#### Problem details
Quote every line as given.

□ □ □ □ □ □ □

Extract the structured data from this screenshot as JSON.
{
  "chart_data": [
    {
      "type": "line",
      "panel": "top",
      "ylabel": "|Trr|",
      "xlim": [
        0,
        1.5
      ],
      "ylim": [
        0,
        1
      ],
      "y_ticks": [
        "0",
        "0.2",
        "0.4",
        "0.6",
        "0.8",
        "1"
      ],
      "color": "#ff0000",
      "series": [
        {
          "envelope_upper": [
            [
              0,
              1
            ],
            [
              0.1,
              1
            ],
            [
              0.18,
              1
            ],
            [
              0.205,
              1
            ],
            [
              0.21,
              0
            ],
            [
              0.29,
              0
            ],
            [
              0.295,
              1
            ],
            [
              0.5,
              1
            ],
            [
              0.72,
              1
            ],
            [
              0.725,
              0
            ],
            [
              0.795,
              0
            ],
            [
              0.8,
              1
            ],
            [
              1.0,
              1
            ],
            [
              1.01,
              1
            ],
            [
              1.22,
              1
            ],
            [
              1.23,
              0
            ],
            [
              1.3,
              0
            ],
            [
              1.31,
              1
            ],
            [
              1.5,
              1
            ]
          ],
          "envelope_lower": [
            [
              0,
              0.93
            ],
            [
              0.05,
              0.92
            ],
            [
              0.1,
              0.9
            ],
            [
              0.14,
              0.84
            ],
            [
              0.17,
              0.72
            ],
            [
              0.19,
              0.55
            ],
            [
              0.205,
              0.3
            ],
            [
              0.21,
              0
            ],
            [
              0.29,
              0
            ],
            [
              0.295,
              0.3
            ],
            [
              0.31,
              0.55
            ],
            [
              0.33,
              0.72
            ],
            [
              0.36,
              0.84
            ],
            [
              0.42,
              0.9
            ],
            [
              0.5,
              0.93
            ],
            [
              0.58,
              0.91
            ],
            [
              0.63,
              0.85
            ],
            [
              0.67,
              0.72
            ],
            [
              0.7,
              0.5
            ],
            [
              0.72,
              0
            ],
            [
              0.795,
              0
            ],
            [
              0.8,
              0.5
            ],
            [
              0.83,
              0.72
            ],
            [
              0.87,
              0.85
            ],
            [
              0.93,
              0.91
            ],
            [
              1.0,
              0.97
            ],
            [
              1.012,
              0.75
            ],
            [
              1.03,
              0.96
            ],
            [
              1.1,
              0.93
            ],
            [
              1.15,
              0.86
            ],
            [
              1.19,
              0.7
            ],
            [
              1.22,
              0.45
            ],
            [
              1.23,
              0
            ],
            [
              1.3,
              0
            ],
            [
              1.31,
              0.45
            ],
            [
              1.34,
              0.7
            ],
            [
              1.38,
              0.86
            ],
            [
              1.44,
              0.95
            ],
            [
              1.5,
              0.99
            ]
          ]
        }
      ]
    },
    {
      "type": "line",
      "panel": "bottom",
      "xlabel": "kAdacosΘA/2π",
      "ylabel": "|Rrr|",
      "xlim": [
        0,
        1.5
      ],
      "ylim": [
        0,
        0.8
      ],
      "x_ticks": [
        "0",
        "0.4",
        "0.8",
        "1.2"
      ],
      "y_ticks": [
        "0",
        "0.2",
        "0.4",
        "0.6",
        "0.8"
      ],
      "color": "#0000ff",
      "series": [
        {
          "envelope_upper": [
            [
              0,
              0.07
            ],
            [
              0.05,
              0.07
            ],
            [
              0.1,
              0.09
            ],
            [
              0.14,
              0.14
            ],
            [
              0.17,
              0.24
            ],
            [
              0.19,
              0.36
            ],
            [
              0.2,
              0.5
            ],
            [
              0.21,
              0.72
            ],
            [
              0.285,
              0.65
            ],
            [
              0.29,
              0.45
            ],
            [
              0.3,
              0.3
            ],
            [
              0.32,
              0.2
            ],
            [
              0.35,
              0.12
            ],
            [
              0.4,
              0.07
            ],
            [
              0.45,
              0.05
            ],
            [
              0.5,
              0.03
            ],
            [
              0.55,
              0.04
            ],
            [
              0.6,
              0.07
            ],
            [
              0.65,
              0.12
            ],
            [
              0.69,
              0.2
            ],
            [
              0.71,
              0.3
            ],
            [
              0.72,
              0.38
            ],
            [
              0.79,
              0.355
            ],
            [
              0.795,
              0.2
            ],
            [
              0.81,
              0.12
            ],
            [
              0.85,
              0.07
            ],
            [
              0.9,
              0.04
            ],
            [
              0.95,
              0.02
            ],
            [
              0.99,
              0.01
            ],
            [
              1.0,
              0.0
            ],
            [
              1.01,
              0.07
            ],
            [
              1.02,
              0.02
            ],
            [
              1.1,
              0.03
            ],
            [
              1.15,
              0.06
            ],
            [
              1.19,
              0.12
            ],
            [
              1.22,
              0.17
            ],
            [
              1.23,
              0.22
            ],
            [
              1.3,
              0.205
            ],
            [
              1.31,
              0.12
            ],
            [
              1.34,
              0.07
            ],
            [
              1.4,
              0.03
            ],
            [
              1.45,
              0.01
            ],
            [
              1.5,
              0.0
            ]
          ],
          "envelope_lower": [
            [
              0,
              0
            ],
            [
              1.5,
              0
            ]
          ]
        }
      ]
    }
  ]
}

□ □ □ □ □ □ □

#### The result
Extract the structured data from this screenshot as JSON.
{
  "chart_data": [
    {
      "type": "line",
      "panel": "top",
      "ylabel": "|Trr|",
      "xlim": [
        0,
        1.5
      ],
      "ylim": [
        0,
        1
      ],
      "y_ticks": [
        "0",
        "0.2",
        "0.4",
        "0.6",
        "0.8",
        "1"
      ],
      "color": "#ff0000",
      "series": [
        {
          "envelope_upper": [
            [
              0,
              1
            ],
            [
              0.1,
              1
            ],
            [
              0.18,
              1
            ],
            [
              0.205,
              1
            ],
            [
              0.21,
              0
            ],
            [
              0.29,
              0
            ],
            [
              0.295,
              1
            ],
            [
              0.5,
              1
            ],
            [
              0.72,
              1
            ],
            [
              0.725,
              0
            ],
            [
              0.795,
              0
            ],
            [
              0.8,
              1
            ],
            [
              1.0,
              1
            ],
            [
              1.01,
              1
            ],
            [
              1.22,
              1
            ],
            [
              1.23,
              0
            ],
            [
              1.3,
              0
            ],
            [
              1.31,
              1
            ],
            [
              1.5,
              1
            ]
          ],
          "envelope_lower": [
            [
              0,
              0.93
            ],
            [
              0.05,
              0.92
            ],
            [
              0.1,
              0.9
            ],
            [
              0.14,
              0.84
            ],
            [
              0.17,
              0.72
            ],
            [
              0.19,
              0.55
            ],
            [
              0.205,
              0.3
            ],
            [
              0.21,
              0
            ],
            [
              0.29,
              0
            ],
            [
              0.295,
              0.3
            ],
            [
              0.31,
              0.55
            ],
            [
              0.33,
              0.72
            ],
            [
              0.36,
              0.84
            ],
            [
              0.42,
              0.9
            ],
            [
              0.5,
              0.93
            ],
            [
              0.58,
              0.91
            ],
            [
              0.63,
              0.85
            ],
            [
              0.67,
              0.72
            ],
            [
              0.7,
              0.5
            ],
            [
              0.72,
              0
            ],
            [
              0.795,
              0
            ],
            [
              0.8,
              0.5
            ],
            [
              0.83,
              0.72
            ],
            [
              0.87,
              0.85
            ],
            [
              0.93,
              0.91
            ],
            [
              1.0,
              0.97
            ],
            [
              1.012,
              0.75
            ],
            [
              1.03,
              0.96
            ],
            [
              1.1,
              0.93
            ],
            [
              1.15,
              0.86
            ],
            [
              1.19,
              0.7
            ],
            [
              1.22,
              0.45
            ],
            [
              1.23,
              0
            ],
            [
              1.3,
              0
            ],
            [
              1.31,
              0.45
            ],
            [
              1.34,
              0.7
            ],
            [
              1.38,
              0.86
            ],
            [
              1.44,
              0.95
            ],
            [
              1.5,
              0.99
            ]
          ]
        }
      ]
    },
    {
      "type": "line",
      "panel": "bottom",
      "xlabel": "kAdacosΘA/2π",
      "ylabel": "|Rrr|",
      "xlim": [
        0,
        1.5
      ],
      "ylim": [
        0,
        0.8
      ],
      "x_ticks": [
        "0",
        "0.4",
        "0.8",
        "1.2"
      ],
      "y_ticks": [
        "0",
        "0.2",
        "0.4",
        "0.6",
        "0.8"
      ],
      "color": "#0000ff",
      "series": [
        {
          "envelope_upper": [
            [
              0,
              0.07
            ],
            [
              0.05,
              0.07
            ],
            [
              0.1,
              0.09
            ],
            [
              0.14,
              0.14
            ],
            [
              0.17,
              0.24
            ],
            [
              0.19,
              0.36
            ],
            [
              0.2,
              0.5
            ],
            [
              0.21,
              0.72
            ],
            [
              0.285,
              0.65
            ],
            [
              0.29,
              0.45
            ],
            [
              0.3,
              0.3
            ],
            [
              0.32,
              0.2
            ],
            [
              0.35,
              0.12
            ],
            [
              0.4,
              0.07
            ],
            [
              0.45,
              0.05
            ],
            [
              0.5,
              0.03
            ],
            [
              0.55,
              0.04
            ],
            [
              0.6,
              0.07
            ],
            [
              0.65,
              0.12
            ],
            [
              0.69,
              0.2
            ],
            [
              0.71,
              0.3
            ],
            [
              0.72,
              0.38
            ],
            [
              0.79,
              0.355
            ],
            [
              0.795,
              0.2
            ],
            [
              0.81,
              0.12
            ],
            [
              0.85,
              0.07
            ],
            [
              0.9,
              0.04
            ],
            [
              0.95,
              0.02
            ],
            [
              0.99,
              0.01
            ],
            [
              1.0,
              0.0
            ],
            [
              1.01,
              0.07
            ],
            [
              1.02,
              0.02
            ],
            [
              1.1,
              0.03
            ],
            [
              1.15,
              0.06
            ],
            [
              1.19,
              0.12
            ],
            [
              1.22,
              0.17
            ],
            [
              1.23,
              0.22
            ],
            [
              1.3,
              0.205
            ],
            [
              1.31,
              0.12
            ],
            [
              1.34,
              0.07
            ],
            [
              1.4,
              0.03
            ],
            [
              1.45,
              0.01
            ],
            [
              1.5,
              0.0
            ]
          ],
          "envelope_lower": [
            [
              0,
              0
            ],
            [
              1.5,
              0
            ]
          ]
        }
      ]
    }
  ]
}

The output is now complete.